%%
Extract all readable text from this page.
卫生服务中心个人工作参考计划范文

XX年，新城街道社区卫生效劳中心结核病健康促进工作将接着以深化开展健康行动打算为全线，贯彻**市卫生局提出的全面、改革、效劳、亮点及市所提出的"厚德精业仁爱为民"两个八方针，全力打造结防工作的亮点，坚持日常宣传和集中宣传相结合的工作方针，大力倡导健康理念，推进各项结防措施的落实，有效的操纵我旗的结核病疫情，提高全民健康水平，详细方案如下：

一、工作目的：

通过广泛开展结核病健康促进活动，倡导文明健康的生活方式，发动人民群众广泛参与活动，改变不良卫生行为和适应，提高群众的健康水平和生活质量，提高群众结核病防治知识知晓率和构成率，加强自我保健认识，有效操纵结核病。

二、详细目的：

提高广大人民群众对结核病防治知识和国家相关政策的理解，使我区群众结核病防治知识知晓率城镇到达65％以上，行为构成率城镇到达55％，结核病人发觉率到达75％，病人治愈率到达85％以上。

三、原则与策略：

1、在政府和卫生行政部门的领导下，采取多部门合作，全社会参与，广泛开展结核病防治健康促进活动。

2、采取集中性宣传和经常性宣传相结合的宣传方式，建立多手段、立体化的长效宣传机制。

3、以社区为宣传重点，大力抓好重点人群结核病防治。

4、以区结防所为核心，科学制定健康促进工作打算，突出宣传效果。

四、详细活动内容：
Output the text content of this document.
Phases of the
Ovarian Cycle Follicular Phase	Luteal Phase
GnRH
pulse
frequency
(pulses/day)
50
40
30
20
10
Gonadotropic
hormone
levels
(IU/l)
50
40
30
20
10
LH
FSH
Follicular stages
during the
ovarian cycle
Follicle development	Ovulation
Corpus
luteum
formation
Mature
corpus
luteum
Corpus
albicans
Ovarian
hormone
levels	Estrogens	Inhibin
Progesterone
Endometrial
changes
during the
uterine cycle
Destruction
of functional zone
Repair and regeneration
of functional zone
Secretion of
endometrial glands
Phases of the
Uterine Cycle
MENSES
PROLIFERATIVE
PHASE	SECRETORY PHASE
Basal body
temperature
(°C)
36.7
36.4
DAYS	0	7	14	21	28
%%
Challenge: Every entry needs to be retyped exactly.

Expected answer:
Extract all readable text from this page.
卫生服务中心个人工作参考计划范文

XX年，新城街道社区卫生效劳中心结核病健康促进工作将接着以深化开展健康行动打算为全线，贯彻**市卫生局提出的全面、改革、效劳、亮点及市所提出的"厚德精业仁爱为民"两个八方针，全力打造结防工作的亮点，坚持日常宣传和集中宣传相结合的工作方针，大力倡导健康理念，推进各项结防措施的落实，有效的操纵我旗的结核病疫情，提高全民健康水平，详细方案如下：

一、工作目的：

通过广泛开展结核病健康促进活动，倡导文明健康的生活方式，发动人民群众广泛参与活动，改变不良卫生行为和适应，提高群众的健康水平和生活质量，提高群众结核病防治知识知晓率和构成率，加强自我保健认识，有效操纵结核病。

二、详细目的：

提高广大人民群众对结核病防治知识和国家相关政策的理解，使我区群众结核病防治知识知晓率城镇到达65％以上，行为构成率城镇到达55％，结核病人发觉率到达75％，病人治愈率到达85％以上。

三、原则与策略：

1、在政府和卫生行政部门的领导下，采取多部门合作，全社会参与，广泛开展结核病防治健康促进活动。

2、采取集中性宣传和经常性宣传相结合的宣传方式，建立多手段、立体化的长效宣传机制。

3、以社区为宣传重点，大力抓好重点人群结核病防治。

4、以区结防所为核心，科学制定健康促进工作打算，突出宣传效果。

四、详细活动内容：
Output the text content of this document.
Phases of the
Ovarian Cycle Follicular Phase	Luteal Phase
GnRH
pulse
frequency
(pulses/day)
50
40
30
20
10
Gonadotropic
hormone
levels
(IU/l)
50
40
30
20
10
LH
FSH
Follicular stages
during the
ovarian cycle
Follicle development	Ovulation
Corpus
luteum
formation
Mature
corpus
luteum
Corpus
albicans
Ovarian
hormone
levels	Estrogens	Inhibin
Progesterone
Endometrial
changes
during the
uterine cycle
Destruction
of functional zone
Repair and regeneration
of functional zone
Secretion of
endometrial glands
Phases of the
Uterine Cycle
MENSES
PROLIFERATIVE
PHASE	SECRETORY PHASE
Basal body
temperature
(°C)
36.7
36.4
DAYS	0	7	14	21	28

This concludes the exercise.